* Short exercise:
Find the lines that hold the word "your" and return them.
+++ The data +++
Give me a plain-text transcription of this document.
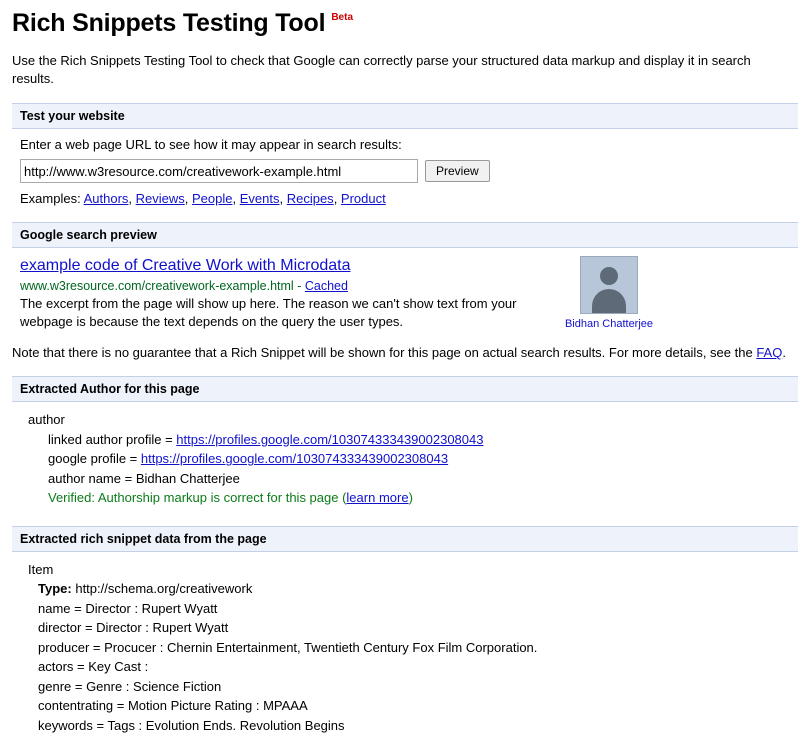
Rich Snippets Testing Tool Beta
Use the Rich Snippets Testing Tool to check that Google can correctly parse your structured data markup and display it in search results.
Test your website
Enter a web page URL to see how it may appear in search results:
http://www.w3resource.com/creativework-example.html
Preview
Examples: Authors, Reviews, People, Events, Recipes, Product
Google search preview
example code of Creative Work with Microdata
www.w3resource.com/creativework-example.html - Cached
The excerpt from the page will show up here. The reason we can't show text from your webpage is because the text depends on the query the user types.	Bidhan Chatterjee
Note that there is no guarantee that a Rich Snippet will be shown for this page on actual search results. For more details, see the FAQ.
Extracted Author for this page
author
linked author profile = https://profiles.google.com/103074333439002308043
google profile = https://profiles.google.com/103074333439002308043
author name = Bidhan Chatterjee
Verified: Authorship markup is correct for this page (learn more)
Extracted rich snippet data from the page
Item
Type: http://schema.org/creativework
name = Director : Rupert Wyatt
director = Director : Rupert Wyatt
producer = Procucer : Chernin Entertainment, Twentieth Century Fox Film Corporation.
actors = Key Cast :
genre = Genre : Science Fiction
contentrating = Motion Picture Rating : MPAAA
keywords = Tags : Evolution Ends. Revolution Begins
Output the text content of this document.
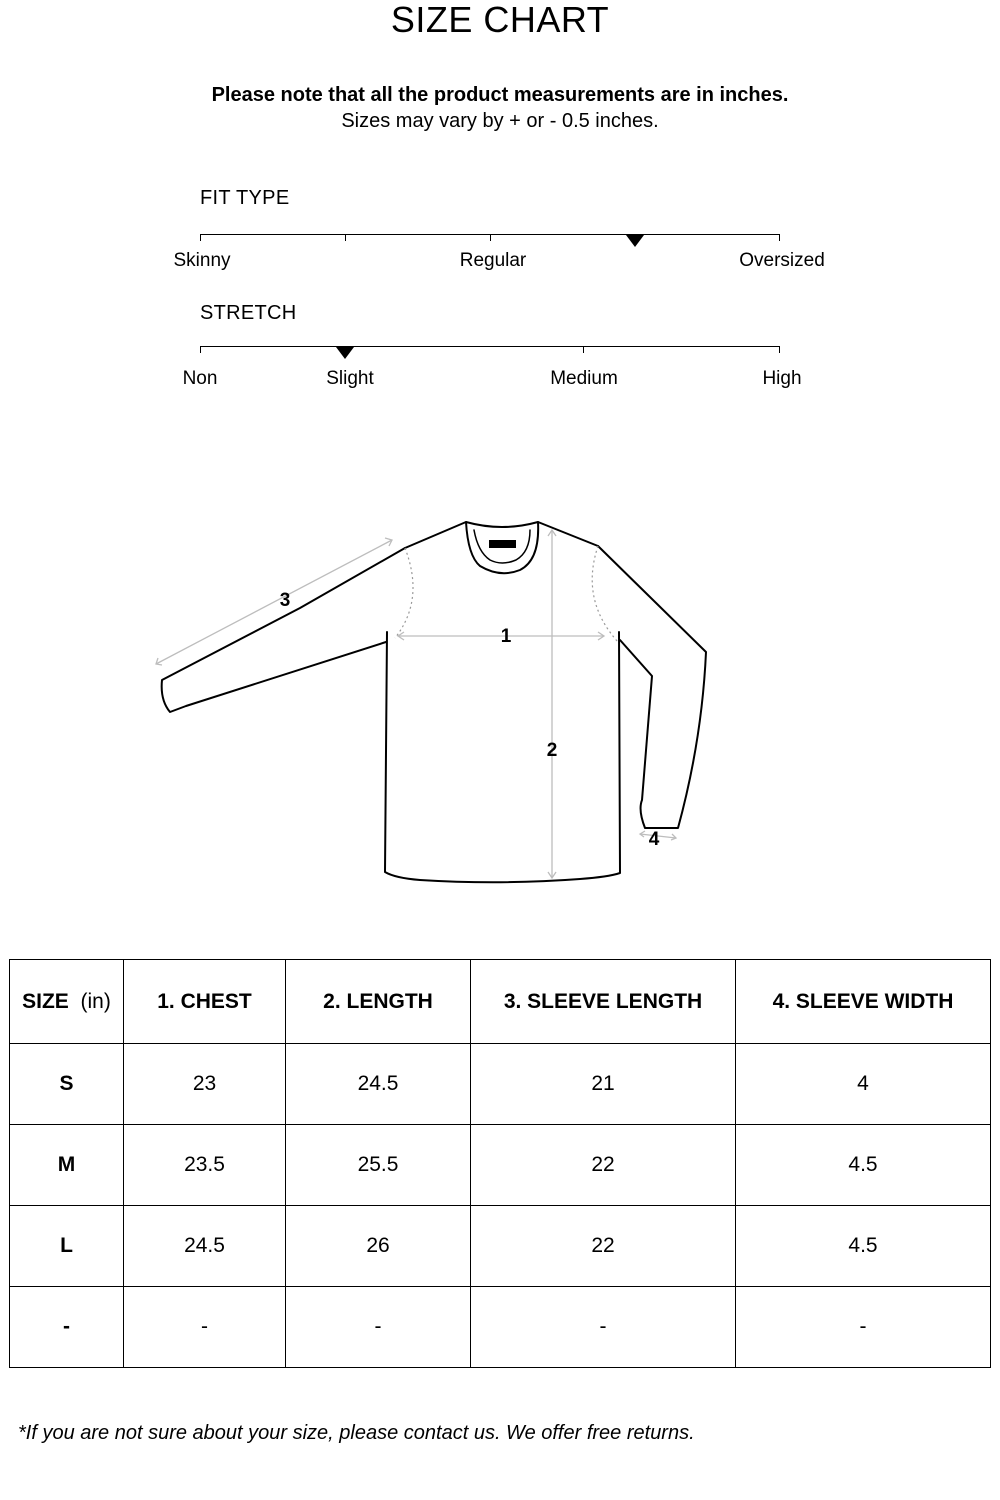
SIZE CHART
Please note that all the product measurements are in inches.
Sizes may vary by + or - 0.5 inches.
FIT TYPE
Skinny	Regular	Oversized
STRETCH
Non	Slight	Medium	High
1
2
3
4
SIZE (in)	1. CHEST	2. LENGTH	3. SLEEVE LENGTH	4. SLEEVE WIDTH
S	23	24.5	21	4
M	23.5	25.5	22	4.5
L	24.5	26	22	4.5
-	-	-	-	-
*If you are not sure about your size, please contact us. We offer free returns.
+++
* Expected answer:
Use the Rich Snippets Testing Tool to check that Google can correctly parse your structured data markup and display it in search results.
Test your website
The excerpt from the page will show up here. The reason we can't show text from your webpage is because the text depends on the query the user types.	Bidhan Chatterjee
*If you are not sure about your size, please contact us. We offer free returns.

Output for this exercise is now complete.